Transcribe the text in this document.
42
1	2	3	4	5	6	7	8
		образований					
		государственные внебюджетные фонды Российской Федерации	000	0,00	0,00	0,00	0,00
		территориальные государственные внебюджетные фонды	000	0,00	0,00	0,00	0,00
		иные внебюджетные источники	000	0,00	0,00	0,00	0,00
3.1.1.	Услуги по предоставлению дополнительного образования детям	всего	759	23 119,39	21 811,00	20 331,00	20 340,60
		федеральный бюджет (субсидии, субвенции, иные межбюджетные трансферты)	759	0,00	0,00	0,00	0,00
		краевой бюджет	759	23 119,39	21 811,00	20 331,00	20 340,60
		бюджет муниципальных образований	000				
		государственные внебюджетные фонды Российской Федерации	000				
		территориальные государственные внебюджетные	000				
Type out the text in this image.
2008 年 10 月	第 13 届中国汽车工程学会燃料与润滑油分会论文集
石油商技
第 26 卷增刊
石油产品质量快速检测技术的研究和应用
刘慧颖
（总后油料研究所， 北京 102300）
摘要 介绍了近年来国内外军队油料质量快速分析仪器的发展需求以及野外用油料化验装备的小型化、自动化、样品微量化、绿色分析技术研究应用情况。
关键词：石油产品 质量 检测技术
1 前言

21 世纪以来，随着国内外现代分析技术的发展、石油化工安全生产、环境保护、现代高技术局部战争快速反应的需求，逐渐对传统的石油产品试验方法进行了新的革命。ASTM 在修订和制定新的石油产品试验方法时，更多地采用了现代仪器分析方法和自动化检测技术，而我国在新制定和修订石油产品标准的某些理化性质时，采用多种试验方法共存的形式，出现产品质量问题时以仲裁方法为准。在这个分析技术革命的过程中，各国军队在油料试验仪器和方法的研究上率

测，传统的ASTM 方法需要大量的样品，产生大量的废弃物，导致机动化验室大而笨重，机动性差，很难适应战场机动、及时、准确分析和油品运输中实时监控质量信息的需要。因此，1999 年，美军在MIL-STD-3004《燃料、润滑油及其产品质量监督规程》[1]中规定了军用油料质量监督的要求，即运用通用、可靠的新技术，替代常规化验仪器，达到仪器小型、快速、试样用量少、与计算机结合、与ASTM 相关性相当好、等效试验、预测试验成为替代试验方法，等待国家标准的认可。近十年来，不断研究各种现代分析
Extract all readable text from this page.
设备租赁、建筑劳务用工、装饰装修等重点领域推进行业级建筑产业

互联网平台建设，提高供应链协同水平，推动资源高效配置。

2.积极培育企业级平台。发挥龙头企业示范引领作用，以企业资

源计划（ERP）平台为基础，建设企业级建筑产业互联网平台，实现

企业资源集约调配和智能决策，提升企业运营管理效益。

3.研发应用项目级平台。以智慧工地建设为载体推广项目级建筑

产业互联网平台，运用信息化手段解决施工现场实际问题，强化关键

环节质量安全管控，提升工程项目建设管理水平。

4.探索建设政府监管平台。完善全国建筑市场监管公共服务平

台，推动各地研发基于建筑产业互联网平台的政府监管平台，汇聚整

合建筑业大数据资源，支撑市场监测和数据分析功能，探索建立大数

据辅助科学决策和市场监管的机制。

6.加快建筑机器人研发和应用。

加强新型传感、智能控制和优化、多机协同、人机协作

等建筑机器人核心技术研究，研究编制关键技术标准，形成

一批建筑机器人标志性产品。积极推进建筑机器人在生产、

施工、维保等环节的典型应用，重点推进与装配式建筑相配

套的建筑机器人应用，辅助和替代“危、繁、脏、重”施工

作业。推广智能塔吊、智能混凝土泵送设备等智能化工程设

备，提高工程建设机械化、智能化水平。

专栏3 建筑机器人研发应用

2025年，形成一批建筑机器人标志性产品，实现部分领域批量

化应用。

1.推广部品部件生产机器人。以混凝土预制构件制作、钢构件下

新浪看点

** Set exercise **
Generate an exact reproduction of all entries.

** Written solution **
Transcribe the text in this document.
42
1	2	3	4	5	6	7	8
		образований					
		государственные внебюджетные фонды Российской Федерации	000	0,00	0,00	0,00	0,00
		территориальные государственные внебюджетные фонды	000	0,00	0,00	0,00	0,00
		иные внебюджетные источники	000	0,00	0,00	0,00	0,00
3.1.1.	Услуги по предоставлению дополнительного образования детям	всего	759	23 119,39	21 811,00	20 331,00	20 340,60
		федеральный бюджет (субсидии, субвенции, иные межбюджетные трансферты)	759	0,00	0,00	0,00	0,00
		краевой бюджет	759	23 119,39	21 811,00	20 331,00	20 340,60
		бюджет муниципальных образований	000				
		государственные внебюджетные фонды Российской Федерации	000				
		территориальные государственные внебюджетные	000				
Type out the text in this image.
2008 年 10 月	第 13 届中国汽车工程学会燃料与润滑油分会论文集
石油商技
第 26 卷增刊
石油产品质量快速检测技术的研究和应用
刘慧颖
（总后油料研究所， 北京 102300）
摘要 介绍了近年来国内外军队油料质量快速分析仪器的发展需求以及野外用油料化验装备的小型化、自动化、样品微量化、绿色分析技术研究应用情况。
关键词：石油产品 质量 检测技术
1 前言

21 世纪以来，随着国内外现代分析技术的发展、石油化工安全生产、环境保护、现代高技术局部战争快速反应的需求，逐渐对传统的石油产品试验方法进行了新的革命。ASTM 在修订和制定新的石油产品试验方法时，更多地采用了现代仪器分析方法和自动化检测技术，而我国在新制定和修订石油产品标准的某些理化性质时，采用多种试验方法共存的形式，出现产品质量问题时以仲裁方法为准。在这个分析技术革命的过程中，各国军队在油料试验仪器和方法的研究上率

测，传统的ASTM 方法需要大量的样品，产生大量的废弃物，导致机动化验室大而笨重，机动性差，很难适应战场机动、及时、准确分析和油品运输中实时监控质量信息的需要。因此，1999 年，美军在MIL-STD-3004《燃料、润滑油及其产品质量监督规程》[1]中规定了军用油料质量监督的要求，即运用通用、可靠的新技术，替代常规化验仪器，达到仪器小型、快速、试样用量少、与计算机结合、与ASTM 相关性相当好、等效试验、预测试验成为替代试验方法，等待国家标准的认可。近十年来，不断研究各种现代分析
Extract all readable text from this page.
设备租赁、建筑劳务用工、装饰装修等重点领域推进行业级建筑产业

互联网平台建设，提高供应链协同水平，推动资源高效配置。

2.积极培育企业级平台。发挥龙头企业示范引领作用，以企业资

源计划（ERP）平台为基础，建设企业级建筑产业互联网平台，实现

企业资源集约调配和智能决策，提升企业运营管理效益。

3.研发应用项目级平台。以智慧工地建设为载体推广项目级建筑

产业互联网平台，运用信息化手段解决施工现场实际问题，强化关键

环节质量安全管控，提升工程项目建设管理水平。

4.探索建设政府监管平台。完善全国建筑市场监管公共服务平

台，推动各地研发基于建筑产业互联网平台的政府监管平台，汇聚整

合建筑业大数据资源，支撑市场监测和数据分析功能，探索建立大数

据辅助科学决策和市场监管的机制。

6.加快建筑机器人研发和应用。

加强新型传感、智能控制和优化、多机协同、人机协作

等建筑机器人核心技术研究，研究编制关键技术标准，形成

一批建筑机器人标志性产品。积极推进建筑机器人在生产、

施工、维保等环节的典型应用，重点推进与装配式建筑相配

套的建筑机器人应用，辅助和替代“危、繁、脏、重”施工

作业。推广智能塔吊、智能混凝土泵送设备等智能化工程设

备，提高工程建设机械化、智能化水平。

专栏3 建筑机器人研发应用

2025年，形成一批建筑机器人标志性产品，实现部分领域批量

化应用。

1.推广部品部件生产机器人。以混凝土预制构件制作、钢构件下

新浪看点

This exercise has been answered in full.